> [Job]: Quote every line of the material beneath this one.

> [Extracted information]:
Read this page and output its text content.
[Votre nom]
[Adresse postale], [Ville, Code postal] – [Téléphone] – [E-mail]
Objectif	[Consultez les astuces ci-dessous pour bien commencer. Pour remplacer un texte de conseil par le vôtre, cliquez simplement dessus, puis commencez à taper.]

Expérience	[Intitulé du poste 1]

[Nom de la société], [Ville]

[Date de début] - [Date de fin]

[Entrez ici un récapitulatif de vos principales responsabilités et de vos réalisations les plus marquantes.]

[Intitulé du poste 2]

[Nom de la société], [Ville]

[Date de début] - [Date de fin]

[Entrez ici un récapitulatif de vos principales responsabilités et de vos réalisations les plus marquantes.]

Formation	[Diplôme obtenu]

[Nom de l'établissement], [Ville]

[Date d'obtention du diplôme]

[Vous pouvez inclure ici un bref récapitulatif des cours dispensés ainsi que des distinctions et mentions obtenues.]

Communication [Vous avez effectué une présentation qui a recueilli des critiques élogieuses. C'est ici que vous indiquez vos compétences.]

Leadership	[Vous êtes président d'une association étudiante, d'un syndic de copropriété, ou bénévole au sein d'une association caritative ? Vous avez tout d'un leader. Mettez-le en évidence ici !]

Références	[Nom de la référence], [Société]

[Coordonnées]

> [Answer to the task]:
Read this page and output its text content.
[Votre nom]
[Adresse postale], [Ville, Code postal] – [Téléphone] – [E-mail]
Objectif	[Consultez les astuces ci-dessous pour bien commencer. Pour remplacer un texte de conseil par le vôtre, cliquez simplement dessus, puis commencez à taper.]

Expérience	[Intitulé du poste 1]

[Nom de la société], [Ville]

[Date de début] - [Date de fin]

[Entrez ici un récapitulatif de vos principales responsabilités et de vos réalisations les plus marquantes.]

[Intitulé du poste 2]

[Nom de la société], [Ville]

[Date de début] - [Date de fin]

[Entrez ici un récapitulatif de vos principales responsabilités et de vos réalisations les plus marquantes.]

Formation	[Diplôme obtenu]

[Nom de l'établissement], [Ville]

[Date d'obtention du diplôme]

[Vous pouvez inclure ici un bref récapitulatif des cours dispensés ainsi que des distinctions et mentions obtenues.]

Communication [Vous avez effectué une présentation qui a recueilli des critiques élogieuses. C'est ici que vous indiquez vos compétences.]

Leadership	[Vous êtes président d'une association étudiante, d'un syndic de copropriété, ou bénévole au sein d'une association caritative ? Vous avez tout d'un leader. Mettez-le en évidence ici !]

Références	[Nom de la référence], [Société]

[Coordonnées]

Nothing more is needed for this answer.